------ Given information

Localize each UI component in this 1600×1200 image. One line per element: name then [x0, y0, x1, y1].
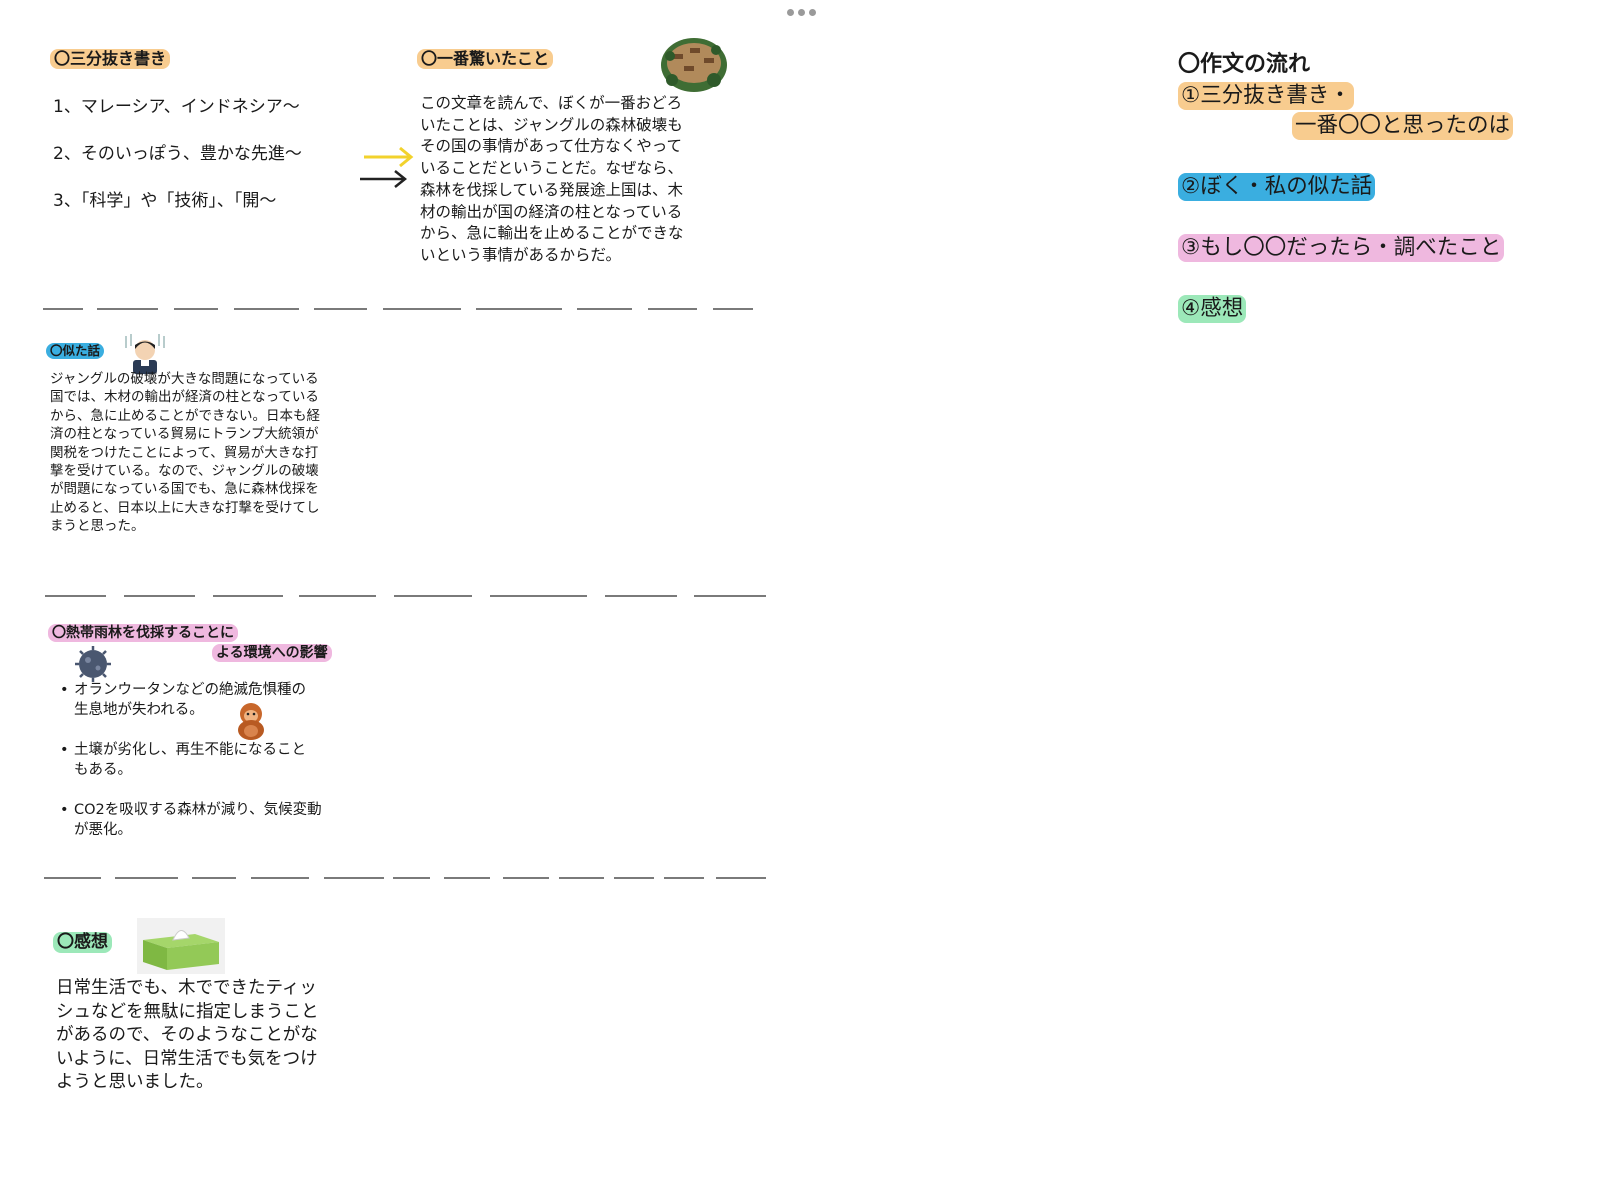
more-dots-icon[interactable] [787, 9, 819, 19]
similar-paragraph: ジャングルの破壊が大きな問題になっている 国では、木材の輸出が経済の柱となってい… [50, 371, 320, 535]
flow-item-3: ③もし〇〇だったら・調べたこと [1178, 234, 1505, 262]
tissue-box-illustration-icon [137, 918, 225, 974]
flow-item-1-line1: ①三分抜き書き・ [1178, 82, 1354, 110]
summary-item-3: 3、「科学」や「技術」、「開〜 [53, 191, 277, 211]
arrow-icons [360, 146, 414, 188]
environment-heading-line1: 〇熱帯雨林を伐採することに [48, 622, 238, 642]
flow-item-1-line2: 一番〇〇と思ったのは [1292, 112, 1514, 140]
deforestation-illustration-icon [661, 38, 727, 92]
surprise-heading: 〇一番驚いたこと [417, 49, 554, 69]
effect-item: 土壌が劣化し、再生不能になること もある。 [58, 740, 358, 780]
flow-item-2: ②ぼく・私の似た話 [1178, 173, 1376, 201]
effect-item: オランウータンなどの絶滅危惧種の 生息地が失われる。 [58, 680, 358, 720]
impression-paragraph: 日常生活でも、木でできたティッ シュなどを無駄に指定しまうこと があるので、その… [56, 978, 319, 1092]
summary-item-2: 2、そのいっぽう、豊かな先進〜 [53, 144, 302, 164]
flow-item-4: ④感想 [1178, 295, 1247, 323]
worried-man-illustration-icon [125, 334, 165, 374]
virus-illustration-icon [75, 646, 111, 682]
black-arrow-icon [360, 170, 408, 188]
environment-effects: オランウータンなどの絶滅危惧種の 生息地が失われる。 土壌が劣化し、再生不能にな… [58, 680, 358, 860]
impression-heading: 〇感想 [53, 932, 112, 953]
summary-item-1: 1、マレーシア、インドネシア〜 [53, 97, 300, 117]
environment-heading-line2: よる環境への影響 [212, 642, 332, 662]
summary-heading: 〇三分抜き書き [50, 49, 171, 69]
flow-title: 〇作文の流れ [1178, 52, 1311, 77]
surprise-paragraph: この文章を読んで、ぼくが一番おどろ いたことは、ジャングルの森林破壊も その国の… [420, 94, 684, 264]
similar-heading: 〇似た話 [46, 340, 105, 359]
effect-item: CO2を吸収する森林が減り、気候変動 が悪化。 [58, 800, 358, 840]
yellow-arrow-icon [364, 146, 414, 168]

------------
------ Given information

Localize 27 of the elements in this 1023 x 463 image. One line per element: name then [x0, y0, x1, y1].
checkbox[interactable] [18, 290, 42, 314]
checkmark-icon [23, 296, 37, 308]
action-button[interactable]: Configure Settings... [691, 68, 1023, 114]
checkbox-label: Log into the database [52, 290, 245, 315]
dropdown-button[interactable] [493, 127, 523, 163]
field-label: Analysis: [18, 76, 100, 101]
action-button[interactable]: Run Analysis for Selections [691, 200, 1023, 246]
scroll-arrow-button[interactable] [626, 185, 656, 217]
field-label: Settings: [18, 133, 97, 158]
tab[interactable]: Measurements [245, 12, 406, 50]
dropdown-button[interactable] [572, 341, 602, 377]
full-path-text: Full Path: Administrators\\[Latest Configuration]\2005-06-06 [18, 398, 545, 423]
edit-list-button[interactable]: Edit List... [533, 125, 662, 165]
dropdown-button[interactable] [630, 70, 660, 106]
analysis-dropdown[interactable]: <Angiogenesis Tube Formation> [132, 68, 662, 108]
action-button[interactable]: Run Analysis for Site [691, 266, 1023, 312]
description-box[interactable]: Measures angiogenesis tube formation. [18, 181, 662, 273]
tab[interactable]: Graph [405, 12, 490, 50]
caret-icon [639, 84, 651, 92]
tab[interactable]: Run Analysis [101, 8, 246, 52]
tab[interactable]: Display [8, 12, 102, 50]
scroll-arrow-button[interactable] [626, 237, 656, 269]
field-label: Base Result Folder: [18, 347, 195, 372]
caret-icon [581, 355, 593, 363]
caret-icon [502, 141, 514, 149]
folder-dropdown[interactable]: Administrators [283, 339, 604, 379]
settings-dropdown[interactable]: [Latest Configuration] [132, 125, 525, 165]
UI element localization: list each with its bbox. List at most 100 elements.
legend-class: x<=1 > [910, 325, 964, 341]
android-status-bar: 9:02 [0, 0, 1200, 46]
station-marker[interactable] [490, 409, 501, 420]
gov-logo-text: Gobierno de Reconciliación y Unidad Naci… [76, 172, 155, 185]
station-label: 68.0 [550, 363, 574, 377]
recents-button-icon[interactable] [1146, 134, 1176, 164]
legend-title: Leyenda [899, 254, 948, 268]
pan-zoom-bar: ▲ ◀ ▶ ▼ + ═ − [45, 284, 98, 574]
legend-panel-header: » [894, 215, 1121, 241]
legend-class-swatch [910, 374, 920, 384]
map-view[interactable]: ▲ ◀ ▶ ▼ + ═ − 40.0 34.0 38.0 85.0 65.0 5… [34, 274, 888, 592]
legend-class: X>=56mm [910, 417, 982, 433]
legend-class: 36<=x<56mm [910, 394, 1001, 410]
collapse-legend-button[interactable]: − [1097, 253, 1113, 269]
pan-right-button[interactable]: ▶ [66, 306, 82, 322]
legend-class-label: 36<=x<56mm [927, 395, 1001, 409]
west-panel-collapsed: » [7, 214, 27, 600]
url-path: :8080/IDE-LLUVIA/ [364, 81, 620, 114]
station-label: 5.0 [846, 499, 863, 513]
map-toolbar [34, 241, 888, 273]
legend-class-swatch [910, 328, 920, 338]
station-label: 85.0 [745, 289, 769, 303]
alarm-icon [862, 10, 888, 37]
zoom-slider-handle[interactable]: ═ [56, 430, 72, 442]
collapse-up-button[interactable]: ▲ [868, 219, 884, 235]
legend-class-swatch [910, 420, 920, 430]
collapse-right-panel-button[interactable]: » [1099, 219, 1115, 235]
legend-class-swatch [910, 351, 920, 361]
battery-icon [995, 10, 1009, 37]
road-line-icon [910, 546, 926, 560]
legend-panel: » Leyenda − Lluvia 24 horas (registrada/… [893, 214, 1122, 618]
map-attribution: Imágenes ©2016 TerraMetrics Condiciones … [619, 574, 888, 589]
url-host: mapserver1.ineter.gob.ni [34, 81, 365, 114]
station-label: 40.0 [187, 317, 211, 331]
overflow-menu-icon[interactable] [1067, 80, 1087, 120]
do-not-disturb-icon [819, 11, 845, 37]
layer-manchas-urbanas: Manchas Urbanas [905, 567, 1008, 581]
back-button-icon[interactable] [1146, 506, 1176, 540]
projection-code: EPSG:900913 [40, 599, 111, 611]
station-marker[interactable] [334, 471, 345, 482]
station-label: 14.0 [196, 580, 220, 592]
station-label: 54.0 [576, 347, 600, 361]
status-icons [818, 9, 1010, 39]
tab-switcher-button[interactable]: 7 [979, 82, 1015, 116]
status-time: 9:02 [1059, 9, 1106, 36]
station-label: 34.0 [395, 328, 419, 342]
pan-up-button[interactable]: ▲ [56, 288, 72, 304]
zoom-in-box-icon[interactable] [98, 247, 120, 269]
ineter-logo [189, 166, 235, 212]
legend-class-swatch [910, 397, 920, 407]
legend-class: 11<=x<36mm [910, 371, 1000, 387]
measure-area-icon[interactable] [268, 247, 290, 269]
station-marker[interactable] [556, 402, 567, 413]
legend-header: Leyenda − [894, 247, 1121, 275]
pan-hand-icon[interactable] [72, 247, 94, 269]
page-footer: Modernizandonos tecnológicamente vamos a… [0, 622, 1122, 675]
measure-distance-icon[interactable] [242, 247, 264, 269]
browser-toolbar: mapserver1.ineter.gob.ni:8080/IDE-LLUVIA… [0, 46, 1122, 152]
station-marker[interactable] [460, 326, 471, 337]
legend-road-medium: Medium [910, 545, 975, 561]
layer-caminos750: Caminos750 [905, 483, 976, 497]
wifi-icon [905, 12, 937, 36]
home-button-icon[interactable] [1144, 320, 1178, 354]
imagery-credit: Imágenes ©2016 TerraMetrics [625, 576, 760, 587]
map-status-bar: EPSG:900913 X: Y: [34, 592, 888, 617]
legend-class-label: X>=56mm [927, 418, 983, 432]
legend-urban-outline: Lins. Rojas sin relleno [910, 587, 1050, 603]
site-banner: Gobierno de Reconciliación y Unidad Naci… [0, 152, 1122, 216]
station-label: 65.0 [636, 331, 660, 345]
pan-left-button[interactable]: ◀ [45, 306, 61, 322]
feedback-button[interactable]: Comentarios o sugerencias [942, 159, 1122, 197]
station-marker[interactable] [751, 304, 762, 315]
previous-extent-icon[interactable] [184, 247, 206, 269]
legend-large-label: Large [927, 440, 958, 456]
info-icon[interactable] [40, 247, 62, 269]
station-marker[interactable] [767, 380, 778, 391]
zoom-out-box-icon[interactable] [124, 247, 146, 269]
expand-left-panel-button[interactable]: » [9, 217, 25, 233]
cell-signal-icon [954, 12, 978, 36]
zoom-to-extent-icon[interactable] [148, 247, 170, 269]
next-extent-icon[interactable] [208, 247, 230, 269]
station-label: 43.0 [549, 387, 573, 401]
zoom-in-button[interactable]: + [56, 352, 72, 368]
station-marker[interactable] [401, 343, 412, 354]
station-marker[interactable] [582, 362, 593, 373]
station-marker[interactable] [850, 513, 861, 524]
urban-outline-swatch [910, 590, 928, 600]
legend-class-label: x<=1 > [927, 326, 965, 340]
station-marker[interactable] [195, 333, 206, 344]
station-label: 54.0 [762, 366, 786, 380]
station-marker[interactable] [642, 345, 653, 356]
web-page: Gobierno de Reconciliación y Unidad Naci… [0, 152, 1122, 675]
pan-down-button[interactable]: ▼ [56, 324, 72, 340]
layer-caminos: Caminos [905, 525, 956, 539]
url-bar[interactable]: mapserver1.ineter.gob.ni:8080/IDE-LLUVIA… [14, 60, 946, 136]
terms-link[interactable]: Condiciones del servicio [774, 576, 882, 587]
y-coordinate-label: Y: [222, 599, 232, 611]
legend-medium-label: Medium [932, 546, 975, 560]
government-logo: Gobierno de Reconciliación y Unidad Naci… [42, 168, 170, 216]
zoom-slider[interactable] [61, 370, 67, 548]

------------

Problem to solve: In the records, which lines use the word "土壌が劣化し"? Report them.

Expected output:
effect-item: 土壌が劣化し、再生不能になること もある。 [58, 740, 358, 780]
environment-effects: オランウータンなどの絶滅危惧種の 生息地が失われる。 土壌が劣化し、再生不能にな… [58, 680, 358, 860]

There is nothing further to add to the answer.